__Qué se espera__:
Retoma el texto sobre el arte moderno y continúalo a partir de su última oración.

__Fuente__:
El torrente de visitantes a las exposiciones de arte moderno, dondequiera y cuando quiera que se celebren, atestigua algo más que curiosidad. La curiosidad bien pronto quedaría satisfecha. Y los precios fantásticos que se pagan por obras de arte moderno son una medida de la categoría que se les concede por la sociedad.

La fascinación se produce cuando se ha conmovido el inconsciente. El efecto producido por las obras de arte moderno no puede explicarse totalmente por su forma visible. Para los ojos educados en el arte «clásico» o «sensorial», son nuevas y ajenas. Nada de las obras de arte no-figurativo recuerda al observador su propio mundo: ningún objeto de su medio ambiente cotidiano, ningún ser humano o animal que le hablen un lenguaje conocido. No hay bienvenida ni acuerdo visible en el cosmos creado por el artista. Y, sin embargo, incuestionablemente hay un vínculo humano. Incluso puede ser más intenso que en las obras de arte sensorial, que atraen directamente al sentimiento y la fantasía.

La finalidad del artista moderno es dar expresión a su visión interior del hombre, al fondo espiritual de la vida y del mundo. La moderna obra de arte ha abandonado no sólo el reino del mundo concreto «natural», sensorial, sino también el del mundo individual. Se ha hecho eminentemente colectiva y, por tanto (aun en la abreviación del jeroglífico pictórico), conmueve no sólo a pocos, sino a muchos. Lo que permanece individual es la manera de representación, el estilo y calidad de la moderna obra de arte. Con frecuencia resulta difícil para el profano reconocer si la intención del artista es auténtica y espontánea su expresión, no imitada ni buscada para producir efecto. En muchos casos, tiene que acostumbrarse a nuevas clases de líneas y de colores. Tiene que aprendérselas, como aprendería una lengua extranjera, antes de poder juzgar su expresión y calidad.

Los precursores del arte moderno comprendieron aparentemente cuánto estaban pidiendo al público. Jamás habían publicado los artistas tantos «manifiestos» y explicaciones de sus propósitos como en el siglo XX. Sin embargo, no iba sólo dirigido a los demás su esfuerzo por explicar y justificar lo hecho; también iba dirigido a ellos mismos. En su mayor parte, esos manifiestos fueron confesiones de fe artística; intentos, poéticos y muchas veces autocontradictorios, de aclarar la extraña producción de la actividad artística contemporánea.

Lo que realmente interesa, desde luego, es (y siempre lo ha sido) el encuentro directo con la obra de arte. Aunque, para el psicólogo interesado en el contenido simbólico del arte moderno, es más instructivo el estudio de esos escritos. Por esta razón, permitiremos que los artistas, siempre que sea posible, hablen por sí mismos en los párrafos que van a continuación.

[Filas de un conjunto de datos de maquetación]

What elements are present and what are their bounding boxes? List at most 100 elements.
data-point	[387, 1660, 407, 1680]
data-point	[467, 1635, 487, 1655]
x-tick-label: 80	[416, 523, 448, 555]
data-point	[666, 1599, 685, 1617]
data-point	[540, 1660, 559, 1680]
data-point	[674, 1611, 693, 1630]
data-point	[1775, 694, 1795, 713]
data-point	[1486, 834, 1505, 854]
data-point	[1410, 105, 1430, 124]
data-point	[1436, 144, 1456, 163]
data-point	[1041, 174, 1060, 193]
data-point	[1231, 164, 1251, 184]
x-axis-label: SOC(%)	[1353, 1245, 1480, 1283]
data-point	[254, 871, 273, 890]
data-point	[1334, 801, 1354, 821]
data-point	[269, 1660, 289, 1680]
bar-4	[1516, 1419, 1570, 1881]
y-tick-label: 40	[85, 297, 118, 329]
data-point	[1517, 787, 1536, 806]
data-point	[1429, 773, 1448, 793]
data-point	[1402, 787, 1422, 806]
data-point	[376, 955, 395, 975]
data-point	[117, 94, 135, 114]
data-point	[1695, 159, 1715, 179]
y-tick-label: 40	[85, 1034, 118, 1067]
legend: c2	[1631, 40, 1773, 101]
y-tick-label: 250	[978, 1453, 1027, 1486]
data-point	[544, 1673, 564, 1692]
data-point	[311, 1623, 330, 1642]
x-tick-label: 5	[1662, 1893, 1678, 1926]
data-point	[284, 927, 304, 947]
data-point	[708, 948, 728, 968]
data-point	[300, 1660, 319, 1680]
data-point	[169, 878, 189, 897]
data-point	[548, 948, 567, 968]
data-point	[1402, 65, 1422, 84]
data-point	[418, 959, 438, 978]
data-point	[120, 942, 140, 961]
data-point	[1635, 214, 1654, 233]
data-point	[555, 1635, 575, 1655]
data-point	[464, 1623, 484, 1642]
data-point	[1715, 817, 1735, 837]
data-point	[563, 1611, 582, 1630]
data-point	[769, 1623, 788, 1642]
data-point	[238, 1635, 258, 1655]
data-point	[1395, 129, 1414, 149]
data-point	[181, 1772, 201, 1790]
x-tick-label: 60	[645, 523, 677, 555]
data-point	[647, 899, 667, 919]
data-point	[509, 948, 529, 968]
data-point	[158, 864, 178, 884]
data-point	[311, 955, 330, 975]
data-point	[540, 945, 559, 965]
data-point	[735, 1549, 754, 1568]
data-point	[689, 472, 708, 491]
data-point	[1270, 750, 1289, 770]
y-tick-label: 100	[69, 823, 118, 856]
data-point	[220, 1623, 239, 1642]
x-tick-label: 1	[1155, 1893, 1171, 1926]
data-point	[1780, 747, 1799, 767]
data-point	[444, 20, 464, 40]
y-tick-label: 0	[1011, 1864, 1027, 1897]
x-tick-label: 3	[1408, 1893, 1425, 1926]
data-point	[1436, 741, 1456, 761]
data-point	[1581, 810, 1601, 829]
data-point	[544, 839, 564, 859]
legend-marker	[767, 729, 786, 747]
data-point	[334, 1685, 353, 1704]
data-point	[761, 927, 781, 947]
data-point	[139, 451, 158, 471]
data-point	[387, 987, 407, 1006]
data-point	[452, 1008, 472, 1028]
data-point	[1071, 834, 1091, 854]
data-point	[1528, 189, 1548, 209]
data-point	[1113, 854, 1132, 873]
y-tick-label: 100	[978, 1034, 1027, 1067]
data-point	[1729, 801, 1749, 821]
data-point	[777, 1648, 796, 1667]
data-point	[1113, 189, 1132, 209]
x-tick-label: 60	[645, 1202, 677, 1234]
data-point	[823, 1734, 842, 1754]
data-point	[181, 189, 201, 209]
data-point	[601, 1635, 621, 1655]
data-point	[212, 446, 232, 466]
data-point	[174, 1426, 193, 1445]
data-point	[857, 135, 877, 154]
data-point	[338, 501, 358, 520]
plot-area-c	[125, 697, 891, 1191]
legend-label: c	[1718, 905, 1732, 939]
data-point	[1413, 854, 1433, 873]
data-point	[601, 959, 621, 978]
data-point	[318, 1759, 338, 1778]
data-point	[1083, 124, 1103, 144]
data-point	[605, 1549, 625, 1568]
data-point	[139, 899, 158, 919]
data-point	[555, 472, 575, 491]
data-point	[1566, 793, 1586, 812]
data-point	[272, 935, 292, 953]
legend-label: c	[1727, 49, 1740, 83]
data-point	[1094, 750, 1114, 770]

__Respuesta correspondiente__:
Los comienzos del arte moderno aparecieron al iniciarse el siglo XX. Una de las personalidades más impresionantes de esa fase de iniciación fue Kandinsky, cuya influencia aún se puede hallar claramente en las pinturas de la segunda mitad de ese siglo. Muchas de sus ideas han resultado proféticas. En su ensayo Concerniente a la forma, escribió: «El arte de hoy día incorpora la madurez espiritual hasta el extremo de la revelación. Las formas de esta incorporación pueden situarse entre dos polos: 1) gran abstracción; 2) gran realismo. Estos dos polos abren dos caminos que conducen, ambos, a una meta final. Estos dos elementos han estado siempre presentes en el arte; el primero estaba expresado en el segundo. Hoy día parece como si fueran a llevar existencias separadas. El arte parece haber puesto fin al agradable completamiento de lo abstracto por lo concreto y viceversa».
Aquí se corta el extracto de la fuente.